>> BEGIN Provided information
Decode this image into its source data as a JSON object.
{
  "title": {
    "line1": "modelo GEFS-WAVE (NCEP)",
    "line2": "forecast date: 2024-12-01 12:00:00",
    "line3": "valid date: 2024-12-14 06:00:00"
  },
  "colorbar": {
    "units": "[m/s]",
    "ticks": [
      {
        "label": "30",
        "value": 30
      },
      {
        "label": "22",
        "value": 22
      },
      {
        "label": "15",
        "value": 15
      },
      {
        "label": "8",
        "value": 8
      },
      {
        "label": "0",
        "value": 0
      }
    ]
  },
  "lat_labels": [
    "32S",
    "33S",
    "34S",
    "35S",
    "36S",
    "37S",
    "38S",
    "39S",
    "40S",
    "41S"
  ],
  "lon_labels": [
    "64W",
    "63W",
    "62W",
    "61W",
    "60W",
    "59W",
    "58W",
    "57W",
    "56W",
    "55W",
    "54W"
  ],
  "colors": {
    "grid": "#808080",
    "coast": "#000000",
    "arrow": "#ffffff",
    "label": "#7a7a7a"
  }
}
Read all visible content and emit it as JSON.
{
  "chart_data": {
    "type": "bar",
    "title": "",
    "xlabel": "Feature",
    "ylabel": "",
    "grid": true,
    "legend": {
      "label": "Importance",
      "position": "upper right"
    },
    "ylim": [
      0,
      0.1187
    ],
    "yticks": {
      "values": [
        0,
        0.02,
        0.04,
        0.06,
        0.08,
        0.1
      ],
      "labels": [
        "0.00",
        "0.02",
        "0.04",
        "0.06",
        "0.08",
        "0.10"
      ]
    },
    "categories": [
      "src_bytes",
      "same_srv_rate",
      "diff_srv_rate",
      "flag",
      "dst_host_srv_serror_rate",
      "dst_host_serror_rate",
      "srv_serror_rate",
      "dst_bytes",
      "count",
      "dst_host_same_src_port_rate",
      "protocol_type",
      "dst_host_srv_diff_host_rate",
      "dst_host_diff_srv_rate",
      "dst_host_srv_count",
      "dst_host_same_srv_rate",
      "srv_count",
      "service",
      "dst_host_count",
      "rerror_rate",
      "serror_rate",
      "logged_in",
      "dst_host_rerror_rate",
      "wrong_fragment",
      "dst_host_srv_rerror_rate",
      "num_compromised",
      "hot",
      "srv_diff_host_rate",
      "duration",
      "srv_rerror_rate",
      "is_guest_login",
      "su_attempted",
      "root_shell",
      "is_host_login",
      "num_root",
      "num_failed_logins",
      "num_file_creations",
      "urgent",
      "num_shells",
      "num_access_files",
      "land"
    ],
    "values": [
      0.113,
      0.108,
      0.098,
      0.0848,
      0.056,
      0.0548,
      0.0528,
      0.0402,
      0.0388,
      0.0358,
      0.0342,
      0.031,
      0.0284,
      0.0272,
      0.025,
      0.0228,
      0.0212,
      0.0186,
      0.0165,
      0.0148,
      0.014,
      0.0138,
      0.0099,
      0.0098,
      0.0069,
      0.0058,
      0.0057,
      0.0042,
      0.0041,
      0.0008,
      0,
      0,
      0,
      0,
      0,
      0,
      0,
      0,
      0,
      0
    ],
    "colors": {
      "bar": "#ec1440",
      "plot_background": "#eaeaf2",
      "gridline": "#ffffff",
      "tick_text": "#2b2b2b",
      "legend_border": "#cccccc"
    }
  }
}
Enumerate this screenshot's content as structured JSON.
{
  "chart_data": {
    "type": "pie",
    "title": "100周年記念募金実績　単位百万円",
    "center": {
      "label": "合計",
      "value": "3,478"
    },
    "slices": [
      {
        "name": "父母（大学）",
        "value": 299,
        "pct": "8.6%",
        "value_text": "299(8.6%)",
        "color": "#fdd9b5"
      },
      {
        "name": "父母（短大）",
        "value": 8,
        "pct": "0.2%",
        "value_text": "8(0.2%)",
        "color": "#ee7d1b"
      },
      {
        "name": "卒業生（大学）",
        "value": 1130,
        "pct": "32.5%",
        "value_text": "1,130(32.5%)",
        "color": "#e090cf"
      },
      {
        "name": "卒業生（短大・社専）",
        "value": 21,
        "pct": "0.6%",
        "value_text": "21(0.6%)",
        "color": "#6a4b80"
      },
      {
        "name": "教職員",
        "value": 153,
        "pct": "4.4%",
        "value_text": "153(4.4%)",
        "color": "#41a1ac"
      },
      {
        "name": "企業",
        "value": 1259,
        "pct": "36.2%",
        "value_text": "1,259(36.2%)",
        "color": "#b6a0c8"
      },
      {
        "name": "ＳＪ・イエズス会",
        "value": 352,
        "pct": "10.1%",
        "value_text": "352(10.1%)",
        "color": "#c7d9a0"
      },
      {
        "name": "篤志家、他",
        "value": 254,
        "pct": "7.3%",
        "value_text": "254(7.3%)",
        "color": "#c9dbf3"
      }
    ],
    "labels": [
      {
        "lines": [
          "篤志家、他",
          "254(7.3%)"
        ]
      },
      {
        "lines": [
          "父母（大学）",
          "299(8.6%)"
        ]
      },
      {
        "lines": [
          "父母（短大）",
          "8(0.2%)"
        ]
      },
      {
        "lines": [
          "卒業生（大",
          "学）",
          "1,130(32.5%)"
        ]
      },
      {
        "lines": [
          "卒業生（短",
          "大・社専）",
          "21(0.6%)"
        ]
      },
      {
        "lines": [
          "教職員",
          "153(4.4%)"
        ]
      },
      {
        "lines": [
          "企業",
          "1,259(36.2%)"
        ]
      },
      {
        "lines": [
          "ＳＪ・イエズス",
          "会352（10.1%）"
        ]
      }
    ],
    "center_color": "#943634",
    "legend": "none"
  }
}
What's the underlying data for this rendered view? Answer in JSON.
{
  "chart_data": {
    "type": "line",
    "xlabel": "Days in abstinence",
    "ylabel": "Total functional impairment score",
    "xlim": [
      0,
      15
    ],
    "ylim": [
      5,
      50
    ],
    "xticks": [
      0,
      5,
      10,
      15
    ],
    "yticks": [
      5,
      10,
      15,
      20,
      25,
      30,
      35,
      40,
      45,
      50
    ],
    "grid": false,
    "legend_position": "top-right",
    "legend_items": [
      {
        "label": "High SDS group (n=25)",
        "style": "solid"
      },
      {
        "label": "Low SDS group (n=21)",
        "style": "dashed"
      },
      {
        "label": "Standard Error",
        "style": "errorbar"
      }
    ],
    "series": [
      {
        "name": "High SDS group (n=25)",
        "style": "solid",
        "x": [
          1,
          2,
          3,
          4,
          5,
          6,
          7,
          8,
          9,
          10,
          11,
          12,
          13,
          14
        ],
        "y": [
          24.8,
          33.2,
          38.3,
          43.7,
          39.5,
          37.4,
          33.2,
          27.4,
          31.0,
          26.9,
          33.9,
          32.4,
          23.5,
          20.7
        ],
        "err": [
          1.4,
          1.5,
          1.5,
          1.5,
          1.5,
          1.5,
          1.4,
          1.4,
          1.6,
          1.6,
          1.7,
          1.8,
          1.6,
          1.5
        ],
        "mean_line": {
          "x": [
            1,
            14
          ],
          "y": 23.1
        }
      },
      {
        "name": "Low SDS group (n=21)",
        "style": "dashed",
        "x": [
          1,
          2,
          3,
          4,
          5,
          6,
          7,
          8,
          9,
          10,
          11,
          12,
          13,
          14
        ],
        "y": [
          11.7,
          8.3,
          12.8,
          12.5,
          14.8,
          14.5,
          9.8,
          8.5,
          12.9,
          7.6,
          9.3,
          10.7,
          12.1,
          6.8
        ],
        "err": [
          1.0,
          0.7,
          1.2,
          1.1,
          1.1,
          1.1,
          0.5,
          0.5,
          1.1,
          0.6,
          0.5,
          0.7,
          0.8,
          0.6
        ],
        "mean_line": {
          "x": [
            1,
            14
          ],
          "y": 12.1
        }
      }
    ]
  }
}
>> END Provided information
● Given instruction: Go through the listing and print each line exactly as it appears.

● Solution to this problem:
Decode this image into its source data as a JSON object.
{
  "title": {
    "line1": "modelo GEFS-WAVE (NCEP)",
    "line2": "forecast date: 2024-12-01 12:00:00",
    "line3": "valid date: 2024-12-14 06:00:00"
  },
  "colorbar": {
    "units": "[m/s]",
    "ticks": [
      {
        "label": "30",
        "value": 30
      },
      {
        "label": "22",
        "value": 22
      },
      {
        "label": "15",
        "value": 15
      },
      {
        "label": "8",
        "value": 8
      },
      {
        "label": "0",
        "value": 0
      }
    ]
  },
  "lat_labels": [
    "32S",
    "33S",
    "34S",
    "35S",
    "36S",
    "37S",
    "38S",
    "39S",
    "40S",
    "41S"
  ],
  "lon_labels": [
    "64W",
    "63W",
    "62W",
    "61W",
    "60W",
    "59W",
    "58W",
    "57W",
    "56W",
    "55W",
    "54W"
  ],
  "colors": {
    "grid": "#808080",
    "coast": "#000000",
    "arrow": "#ffffff",
    "label": "#7a7a7a"
  }
}
Read all visible content and emit it as JSON.
{
  "chart_data": {
    "type": "bar",
    "title": "",
    "xlabel": "Feature",
    "ylabel": "",
    "grid": true,
    "legend": {
      "label": "Importance",
      "position": "upper right"
    },
    "ylim": [
      0,
      0.1187
    ],
    "yticks": {
      "values": [
        0,
        0.02,
        0.04,
        0.06,
        0.08,
        0.1
      ],
      "labels": [
        "0.00",
        "0.02",
        "0.04",
        "0.06",
        "0.08",
        "0.10"
      ]
    },
    "categories": [
      "src_bytes",
      "same_srv_rate",
      "diff_srv_rate",
      "flag",
      "dst_host_srv_serror_rate",
      "dst_host_serror_rate",
      "srv_serror_rate",
      "dst_bytes",
      "count",
      "dst_host_same_src_port_rate",
      "protocol_type",
      "dst_host_srv_diff_host_rate",
      "dst_host_diff_srv_rate",
      "dst_host_srv_count",
      "dst_host_same_srv_rate",
      "srv_count",
      "service",
      "dst_host_count",
      "rerror_rate",
      "serror_rate",
      "logged_in",
      "dst_host_rerror_rate",
      "wrong_fragment",
      "dst_host_srv_rerror_rate",
      "num_compromised",
      "hot",
      "srv_diff_host_rate",
      "duration",
      "srv_rerror_rate",
      "is_guest_login",
      "su_attempted",
      "root_shell",
      "is_host_login",
      "num_root",
      "num_failed_logins",
      "num_file_creations",
      "urgent",
      "num_shells",
      "num_access_files",
      "land"
    ],
    "values": [
      0.113,
      0.108,
      0.098,
      0.0848,
      0.056,
      0.0548,
      0.0528,
      0.0402,
      0.0388,
      0.0358,
      0.0342,
      0.031,
      0.0284,
      0.0272,
      0.025,
      0.0228,
      0.0212,
      0.0186,
      0.0165,
      0.0148,
      0.014,
      0.0138,
      0.0099,
      0.0098,
      0.0069,
      0.0058,
      0.0057,
      0.0042,
      0.0041,
      0.0008,
      0,
      0,
      0,
      0,
      0,
      0,
      0,
      0,
      0,
      0
    ],
    "colors": {
      "bar": "#ec1440",
      "plot_background": "#eaeaf2",
      "gridline": "#ffffff",
      "tick_text": "#2b2b2b",
      "legend_border": "#cccccc"
    }
  }
}
Enumerate this screenshot's content as structured JSON.
{
  "chart_data": {
    "type": "pie",
    "title": "100周年記念募金実績　単位百万円",
    "center": {
      "label": "合計",
      "value": "3,478"
    },
    "slices": [
      {
        "name": "父母（大学）",
        "value": 299,
        "pct": "8.6%",
        "value_text": "299(8.6%)",
        "color": "#fdd9b5"
      },
      {
        "name": "父母（短大）",
        "value": 8,
        "pct": "0.2%",
        "value_text": "8(0.2%)",
        "color": "#ee7d1b"
      },
      {
        "name": "卒業生（大学）",
        "value": 1130,
        "pct": "32.5%",
        "value_text": "1,130(32.5%)",
        "color": "#e090cf"
      },
      {
        "name": "卒業生（短大・社専）",
        "value": 21,
        "pct": "0.6%",
        "value_text": "21(0.6%)",
        "color": "#6a4b80"
      },
      {
        "name": "教職員",
        "value": 153,
        "pct": "4.4%",
        "value_text": "153(4.4%)",
        "color": "#41a1ac"
      },
      {
        "name": "企業",
        "value": 1259,
        "pct": "36.2%",
        "value_text": "1,259(36.2%)",
        "color": "#b6a0c8"
      },
      {
        "name": "ＳＪ・イエズス会",
        "value": 352,
        "pct": "10.1%",
        "value_text": "352(10.1%)",
        "color": "#c7d9a0"
      },
      {
        "name": "篤志家、他",
        "value": 254,
        "pct": "7.3%",
        "value_text": "254(7.3%)",
        "color": "#c9dbf3"
      }
    ],
    "labels": [
      {
        "lines": [
          "篤志家、他",
          "254(7.3%)"
        ]
      },
      {
        "lines": [
          "父母（大学）",
          "299(8.6%)"
        ]
      },
      {
        "lines": [
          "父母（短大）",
          "8(0.2%)"
        ]
      },
      {
        "lines": [
          "卒業生（大",
          "学）",
          "1,130(32.5%)"
        ]
      },
      {
        "lines": [
          "卒業生（短",
          "大・社専）",
          "21(0.6%)"
        ]
      },
      {
        "lines": [
          "教職員",
          "153(4.4%)"
        ]
      },
      {
        "lines": [
          "企業",
          "1,259(36.2%)"
        ]
      },
      {
        "lines": [
          "ＳＪ・イエズス",
          "会352（10.1%）"
        ]
      }
    ],
    "center_color": "#943634",
    "legend": "none"
  }
}
What's the underlying data for this rendered view? Answer in JSON.
{
  "chart_data": {
    "type": "line",
    "xlabel": "Days in abstinence",
    "ylabel": "Total functional impairment score",
    "xlim": [
      0,
      15
    ],
    "ylim": [
      5,
      50
    ],
    "xticks": [
      0,
      5,
      10,
      15
    ],
    "yticks": [
      5,
      10,
      15,
      20,
      25,
      30,
      35,
      40,
      45,
      50
    ],
    "grid": false,
    "legend_position": "top-right",
    "legend_items": [
      {
        "label": "High SDS group (n=25)",
        "style": "solid"
      },
      {
        "label": "Low SDS group (n=21)",
        "style": "dashed"
      },
      {
        "label": "Standard Error",
        "style": "errorbar"
      }
    ],
    "series": [
      {
        "name": "High SDS group (n=25)",
        "style": "solid",
        "x": [
          1,
          2,
          3,
          4,
          5,
          6,
          7,
          8,
          9,
          10,
          11,
          12,
          13,
          14
        ],
        "y": [
          24.8,
          33.2,
          38.3,
          43.7,
          39.5,
          37.4,
          33.2,
          27.4,
          31.0,
          26.9,
          33.9,
          32.4,
          23.5,
          20.7
        ],
        "err": [
          1.4,
          1.5,
          1.5,
          1.5,
          1.5,
          1.5,
          1.4,
          1.4,
          1.6,
          1.6,
          1.7,
          1.8,
          1.6,
          1.5
        ],
        "mean_line": {
          "x": [
            1,
            14
          ],
          "y": 23.1
        }
      },
      {
        "name": "Low SDS group (n=21)",
        "style": "dashed",
        "x": [
          1,
          2,
          3,
          4,
          5,
          6,
          7,
          8,
          9,
          10,
          11,
          12,
          13,
          14
        ],
        "y": [
          11.7,
          8.3,
          12.8,
          12.5,
          14.8,
          14.5,
          9.8,
          8.5,
          12.9,
          7.6,
          9.3,
          10.7,
          12.1,
          6.8
        ],
        "err": [
          1.0,
          0.7,
          1.2,
          1.1,
          1.1,
          1.1,
          0.5,
          0.5,
          1.1,
          0.6,
          0.5,
          0.7,
          0.8,
          0.6
        ],
        "mean_line": {
          "x": [
            1,
            14
          ],
          "y": 12.1
        }
      }
    ]
  }
}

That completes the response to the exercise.